▶ _Written request_: Quote the records lines verbatim, starting at the line that contains "276, 812, 289]" and ending after the line that contains "305, 894, 358]".

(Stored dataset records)
+--
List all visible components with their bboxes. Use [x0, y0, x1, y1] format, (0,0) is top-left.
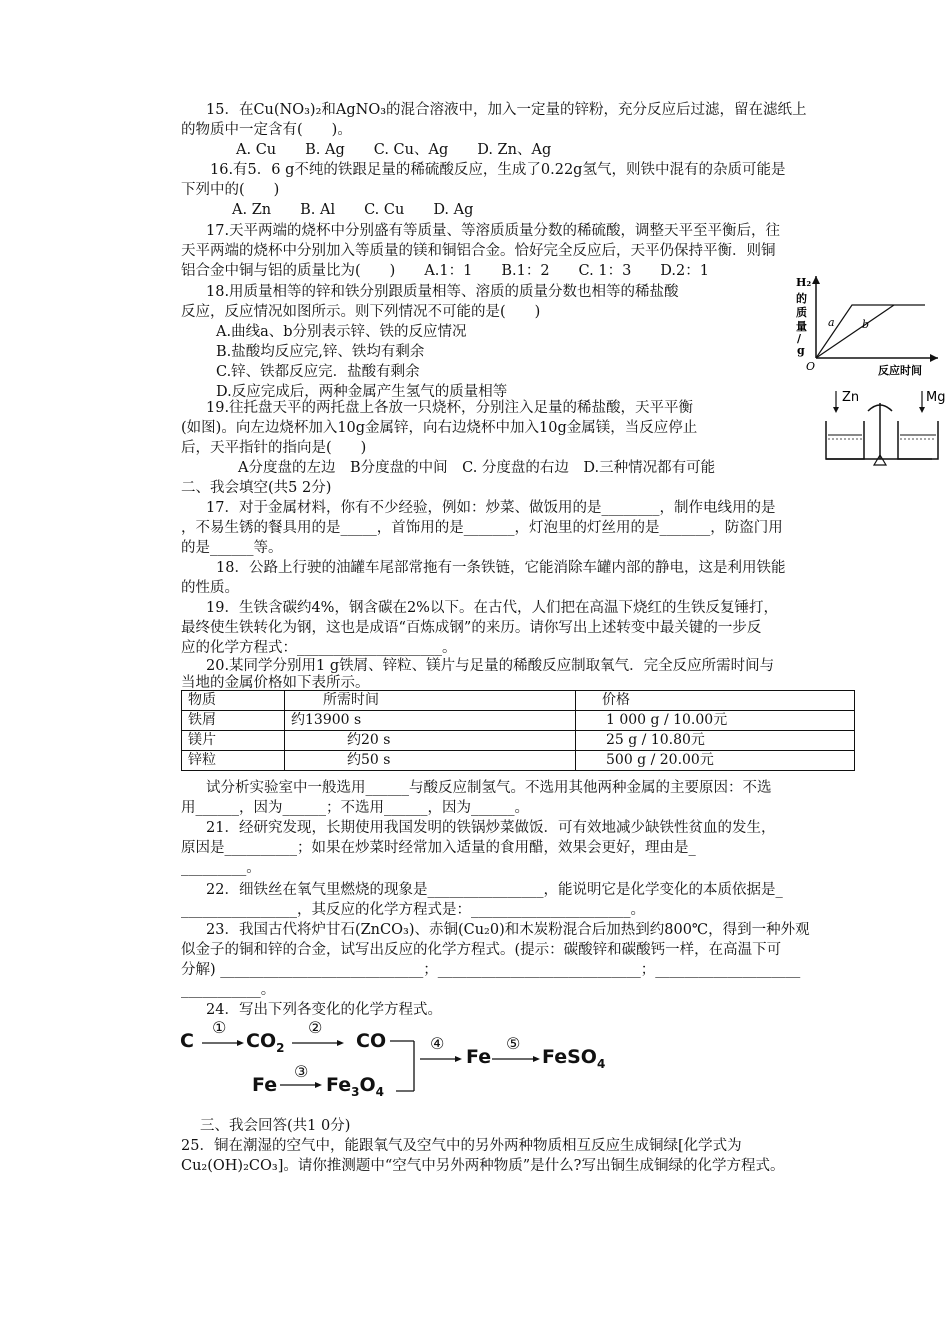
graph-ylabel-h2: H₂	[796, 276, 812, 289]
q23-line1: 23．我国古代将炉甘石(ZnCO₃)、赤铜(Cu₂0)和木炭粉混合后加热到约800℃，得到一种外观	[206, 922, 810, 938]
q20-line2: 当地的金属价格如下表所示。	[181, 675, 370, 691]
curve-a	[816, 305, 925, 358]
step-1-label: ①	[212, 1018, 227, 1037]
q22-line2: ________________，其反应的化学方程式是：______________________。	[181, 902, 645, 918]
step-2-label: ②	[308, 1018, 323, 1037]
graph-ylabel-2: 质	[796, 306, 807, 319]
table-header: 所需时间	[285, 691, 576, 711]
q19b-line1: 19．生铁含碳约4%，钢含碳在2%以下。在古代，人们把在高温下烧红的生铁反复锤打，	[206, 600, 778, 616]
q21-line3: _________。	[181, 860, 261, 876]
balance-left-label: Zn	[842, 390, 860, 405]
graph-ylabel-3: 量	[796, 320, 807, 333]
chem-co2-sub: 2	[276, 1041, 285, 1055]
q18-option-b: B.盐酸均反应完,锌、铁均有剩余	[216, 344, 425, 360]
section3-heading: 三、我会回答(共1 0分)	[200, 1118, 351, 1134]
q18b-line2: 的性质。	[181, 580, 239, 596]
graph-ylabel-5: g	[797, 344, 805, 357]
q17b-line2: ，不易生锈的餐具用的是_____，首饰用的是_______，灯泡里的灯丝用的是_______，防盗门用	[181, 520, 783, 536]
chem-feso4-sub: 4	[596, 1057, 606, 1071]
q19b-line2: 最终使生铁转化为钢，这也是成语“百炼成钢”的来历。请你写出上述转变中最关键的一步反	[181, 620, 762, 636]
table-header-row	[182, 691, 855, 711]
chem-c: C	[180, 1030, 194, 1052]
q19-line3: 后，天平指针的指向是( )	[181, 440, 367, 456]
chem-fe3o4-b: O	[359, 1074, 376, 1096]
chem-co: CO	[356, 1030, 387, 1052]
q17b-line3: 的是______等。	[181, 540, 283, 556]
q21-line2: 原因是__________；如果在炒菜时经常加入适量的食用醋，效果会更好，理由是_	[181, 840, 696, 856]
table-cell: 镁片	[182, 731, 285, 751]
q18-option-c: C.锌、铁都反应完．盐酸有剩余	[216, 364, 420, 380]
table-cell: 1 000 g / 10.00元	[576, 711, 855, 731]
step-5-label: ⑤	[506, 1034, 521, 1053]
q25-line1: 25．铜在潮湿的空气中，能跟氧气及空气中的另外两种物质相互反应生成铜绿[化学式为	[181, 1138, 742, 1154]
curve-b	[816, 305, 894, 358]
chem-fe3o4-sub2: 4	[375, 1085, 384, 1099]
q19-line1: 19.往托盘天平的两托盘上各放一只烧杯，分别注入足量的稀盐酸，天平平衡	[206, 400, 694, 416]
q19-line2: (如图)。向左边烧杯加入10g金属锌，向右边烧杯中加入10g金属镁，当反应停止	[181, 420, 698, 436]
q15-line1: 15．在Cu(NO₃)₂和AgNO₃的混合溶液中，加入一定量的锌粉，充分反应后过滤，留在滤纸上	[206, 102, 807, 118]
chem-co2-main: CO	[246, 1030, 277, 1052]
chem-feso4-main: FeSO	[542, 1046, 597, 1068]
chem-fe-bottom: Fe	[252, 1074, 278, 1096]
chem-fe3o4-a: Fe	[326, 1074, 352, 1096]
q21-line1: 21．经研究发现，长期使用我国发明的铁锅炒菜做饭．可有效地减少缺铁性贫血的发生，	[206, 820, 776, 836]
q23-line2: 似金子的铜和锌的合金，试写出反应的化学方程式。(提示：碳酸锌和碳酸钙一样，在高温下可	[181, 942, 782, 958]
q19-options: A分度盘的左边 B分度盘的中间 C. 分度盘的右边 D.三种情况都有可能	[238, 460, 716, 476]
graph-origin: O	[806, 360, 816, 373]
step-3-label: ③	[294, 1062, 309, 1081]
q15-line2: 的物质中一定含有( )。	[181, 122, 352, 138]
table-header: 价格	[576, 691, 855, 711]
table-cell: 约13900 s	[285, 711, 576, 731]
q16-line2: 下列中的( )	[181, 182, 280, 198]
+--
▶ _Reply to the task_:
graph-ylabel-h2: H₂	[796, 276, 812, 289]
q23-line1: 23．我国古代将炉甘石(ZnCO₃)、赤铜(Cu₂0)和木炭粉混合后加热到约800℃，得到一种外观	[206, 922, 810, 938]
q20-line2: 当地的金属价格如下表所示。	[181, 675, 370, 691]
curve-a	[816, 305, 925, 358]
step-1-label: ①	[212, 1018, 227, 1037]
q22-line2: ________________，其反应的化学方程式是：______________________。	[181, 902, 645, 918]
step-2-label: ②	[308, 1018, 323, 1037]
graph-ylabel-2: 质	[796, 306, 807, 319]
table-header: 所需时间	[285, 691, 576, 711]
q19b-line1: 19．生铁含碳约4%，钢含碳在2%以下。在古代，人们把在高温下烧红的生铁反复锤打，	[206, 600, 778, 616]
q21-line3: _________。	[181, 860, 261, 876]
balance-left-label: Zn	[842, 390, 860, 405]
graph-ylabel-3: 量	[796, 320, 807, 333]
chem-co2-sub: 2	[276, 1041, 285, 1055]
q18-option-b: B.盐酸均反应完,锌、铁均有剩余	[216, 344, 425, 360]
section3-heading: 三、我会回答(共1 0分)	[200, 1118, 351, 1134]
q18b-line2: 的性质。	[181, 580, 239, 596]
graph-ylabel-5: g	[797, 344, 805, 357]
q17b-line2: ，不易生锈的餐具用的是_____，首饰用的是_______，灯泡里的灯丝用的是_______，防盗门用	[181, 520, 783, 536]
chem-feso4-sub: 4	[596, 1057, 606, 1071]
q19b-line2: 最终使生铁转化为钢，这也是成语“百炼成钢”的来历。请你写出上述转变中最关键的一步反	[181, 620, 762, 636]
table-header-row	[182, 691, 855, 711]
chem-c: C	[180, 1030, 194, 1052]
q19-line3: 后，天平指针的指向是( )	[181, 440, 367, 456]
chem-fe3o4-b: O	[359, 1074, 376, 1096]
chem-co: CO	[356, 1030, 387, 1052]
q17b-line3: 的是______等。	[181, 540, 283, 556]
q21-line2: 原因是__________；如果在炒菜时经常加入适量的食用醋，效果会更好，理由是_	[181, 840, 696, 856]
table-cell: 镁片	[182, 731, 285, 751]
q18-option-c: C.锌、铁都反应完．盐酸有剩余	[216, 364, 420, 380]
table-cell: 1 000 g / 10.00元	[576, 711, 855, 731]
step-5-label: ⑤	[506, 1034, 521, 1053]
q25-line1: 25．铜在潮湿的空气中，能跟氧气及空气中的另外两种物质相互反应生成铜绿[化学式为	[181, 1138, 742, 1154]
curve-b	[816, 305, 894, 358]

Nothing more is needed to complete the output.